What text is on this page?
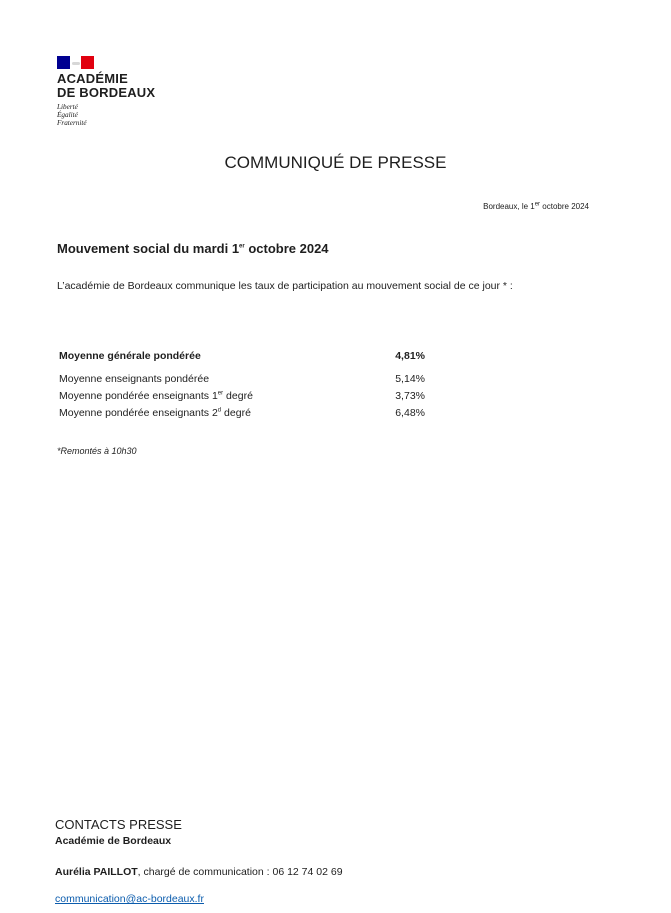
ACADÉMIE
DE BORDEAUX
Liberté
Égalité
Fraternité
COMMUNIQUÉ DE PRESSE
Bordeaux, le 1er octobre 2024
Mouvement social du mardi 1er octobre 2024
L’académie de Bordeaux communique les taux de participation au mouvement social de ce jour * :
Moyenne générale pondérée	4,81%
Moyenne enseignants pondérée	5,14%
Moyenne pondérée enseignants 1er degré	3,73%
Moyenne pondérée enseignants 2$^d$ degré	6,48%
*Remontés à 10h30
CONTACTS PRESSE
Académie de Bordeaux
Aurélia PAILLOT, chargé de communication : 06 12 74 02 69
communication@ac-bordeaux.fr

**What you are asked to do**:
The records above must be transcribed exactly. Pictures are left out of the copy.

**Exercise solution**:
What text is on this page?
ACADÉMIE
DE BORDEAUX
Liberté
Égalité
Fraternité
COMMUNIQUÉ DE PRESSE
Bordeaux, le 1er octobre 2024
Mouvement social du mardi 1er octobre 2024
L’académie de Bordeaux communique les taux de participation au mouvement social de ce jour * :
Moyenne générale pondérée	4,81%
Moyenne enseignants pondérée	5,14%
Moyenne pondérée enseignants 1er degré	3,73%
Moyenne pondérée enseignants 2$^d$ degré	6,48%
*Remontés à 10h30
CONTACTS PRESSE
Académie de Bordeaux
Aurélia PAILLOT, chargé de communication : 06 12 74 02 69
communication@ac-bordeaux.fr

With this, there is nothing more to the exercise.